● **What you need to do**: Among the entries below, count the lines that contain the word "blunt". Write down only the total.

● **The data**:
=== Begin Enclosure ===
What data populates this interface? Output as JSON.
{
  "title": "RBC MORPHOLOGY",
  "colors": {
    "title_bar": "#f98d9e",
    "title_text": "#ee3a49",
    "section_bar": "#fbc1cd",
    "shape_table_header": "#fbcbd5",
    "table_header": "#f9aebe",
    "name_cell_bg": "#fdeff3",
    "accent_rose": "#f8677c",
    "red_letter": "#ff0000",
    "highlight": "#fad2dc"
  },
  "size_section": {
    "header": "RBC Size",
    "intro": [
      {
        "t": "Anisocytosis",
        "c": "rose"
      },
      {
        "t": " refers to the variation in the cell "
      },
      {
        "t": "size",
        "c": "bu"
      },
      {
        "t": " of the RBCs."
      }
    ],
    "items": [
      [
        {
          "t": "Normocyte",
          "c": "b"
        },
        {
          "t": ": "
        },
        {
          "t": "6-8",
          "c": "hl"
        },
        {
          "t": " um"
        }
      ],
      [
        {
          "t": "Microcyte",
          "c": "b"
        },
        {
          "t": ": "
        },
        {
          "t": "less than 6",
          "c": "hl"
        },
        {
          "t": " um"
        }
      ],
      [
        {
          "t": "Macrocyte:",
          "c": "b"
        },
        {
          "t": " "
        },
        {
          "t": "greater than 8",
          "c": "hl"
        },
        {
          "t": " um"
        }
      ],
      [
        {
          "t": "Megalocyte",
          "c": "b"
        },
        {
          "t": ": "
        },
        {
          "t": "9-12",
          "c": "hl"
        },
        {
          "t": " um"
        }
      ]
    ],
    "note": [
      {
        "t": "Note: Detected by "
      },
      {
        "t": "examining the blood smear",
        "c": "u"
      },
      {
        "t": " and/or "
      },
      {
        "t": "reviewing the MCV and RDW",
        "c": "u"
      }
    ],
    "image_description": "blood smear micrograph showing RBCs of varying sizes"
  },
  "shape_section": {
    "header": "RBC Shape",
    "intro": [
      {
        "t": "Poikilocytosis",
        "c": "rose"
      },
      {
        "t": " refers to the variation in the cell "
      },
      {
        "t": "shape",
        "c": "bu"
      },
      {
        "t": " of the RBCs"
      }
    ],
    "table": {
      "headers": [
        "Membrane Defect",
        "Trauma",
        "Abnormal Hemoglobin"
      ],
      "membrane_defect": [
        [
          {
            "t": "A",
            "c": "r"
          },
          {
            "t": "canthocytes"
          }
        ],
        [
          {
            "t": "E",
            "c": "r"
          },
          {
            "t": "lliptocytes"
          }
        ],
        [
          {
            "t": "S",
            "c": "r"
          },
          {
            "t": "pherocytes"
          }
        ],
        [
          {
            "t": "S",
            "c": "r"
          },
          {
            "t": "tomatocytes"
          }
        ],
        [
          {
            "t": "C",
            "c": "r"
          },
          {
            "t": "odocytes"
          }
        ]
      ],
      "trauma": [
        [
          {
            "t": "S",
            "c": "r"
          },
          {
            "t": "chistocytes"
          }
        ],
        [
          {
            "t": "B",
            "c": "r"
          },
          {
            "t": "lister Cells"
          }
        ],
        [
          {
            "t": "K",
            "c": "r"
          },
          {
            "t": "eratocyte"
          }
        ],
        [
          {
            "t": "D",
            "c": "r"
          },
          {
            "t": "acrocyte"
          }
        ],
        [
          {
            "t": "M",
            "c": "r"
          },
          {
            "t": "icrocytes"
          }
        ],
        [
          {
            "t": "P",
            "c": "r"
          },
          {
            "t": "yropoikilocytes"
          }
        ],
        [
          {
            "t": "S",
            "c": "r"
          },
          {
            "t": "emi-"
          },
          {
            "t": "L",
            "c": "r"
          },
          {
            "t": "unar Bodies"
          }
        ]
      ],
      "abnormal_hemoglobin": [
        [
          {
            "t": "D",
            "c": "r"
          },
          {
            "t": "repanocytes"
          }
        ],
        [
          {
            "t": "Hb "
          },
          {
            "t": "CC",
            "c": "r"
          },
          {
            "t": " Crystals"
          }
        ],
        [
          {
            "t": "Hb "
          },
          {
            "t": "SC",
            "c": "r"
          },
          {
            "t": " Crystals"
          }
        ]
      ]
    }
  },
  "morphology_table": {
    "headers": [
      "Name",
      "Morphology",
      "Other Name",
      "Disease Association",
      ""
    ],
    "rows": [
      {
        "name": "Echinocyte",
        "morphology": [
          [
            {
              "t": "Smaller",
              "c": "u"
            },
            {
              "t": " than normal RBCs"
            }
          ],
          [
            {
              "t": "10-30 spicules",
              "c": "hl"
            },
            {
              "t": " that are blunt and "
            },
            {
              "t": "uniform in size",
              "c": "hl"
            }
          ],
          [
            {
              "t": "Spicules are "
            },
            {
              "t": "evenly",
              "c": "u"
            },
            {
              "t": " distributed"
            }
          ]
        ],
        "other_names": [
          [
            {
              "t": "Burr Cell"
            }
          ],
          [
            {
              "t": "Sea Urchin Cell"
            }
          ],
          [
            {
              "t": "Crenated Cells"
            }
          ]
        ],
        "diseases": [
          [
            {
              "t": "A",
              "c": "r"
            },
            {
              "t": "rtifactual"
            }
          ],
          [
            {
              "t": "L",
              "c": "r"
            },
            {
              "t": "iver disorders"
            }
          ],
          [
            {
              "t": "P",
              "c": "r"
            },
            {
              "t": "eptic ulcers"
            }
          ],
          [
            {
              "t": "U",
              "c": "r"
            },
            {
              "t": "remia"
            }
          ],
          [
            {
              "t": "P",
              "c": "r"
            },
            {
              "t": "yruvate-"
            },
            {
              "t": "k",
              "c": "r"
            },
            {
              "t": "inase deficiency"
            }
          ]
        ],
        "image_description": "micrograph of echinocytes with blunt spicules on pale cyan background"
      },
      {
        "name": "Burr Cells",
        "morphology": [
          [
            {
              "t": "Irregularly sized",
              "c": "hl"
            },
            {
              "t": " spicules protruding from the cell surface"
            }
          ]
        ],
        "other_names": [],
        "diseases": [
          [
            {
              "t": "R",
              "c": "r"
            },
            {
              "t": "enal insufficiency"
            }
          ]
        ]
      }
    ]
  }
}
=== End Enclosure ===
● **Response to the task**: 2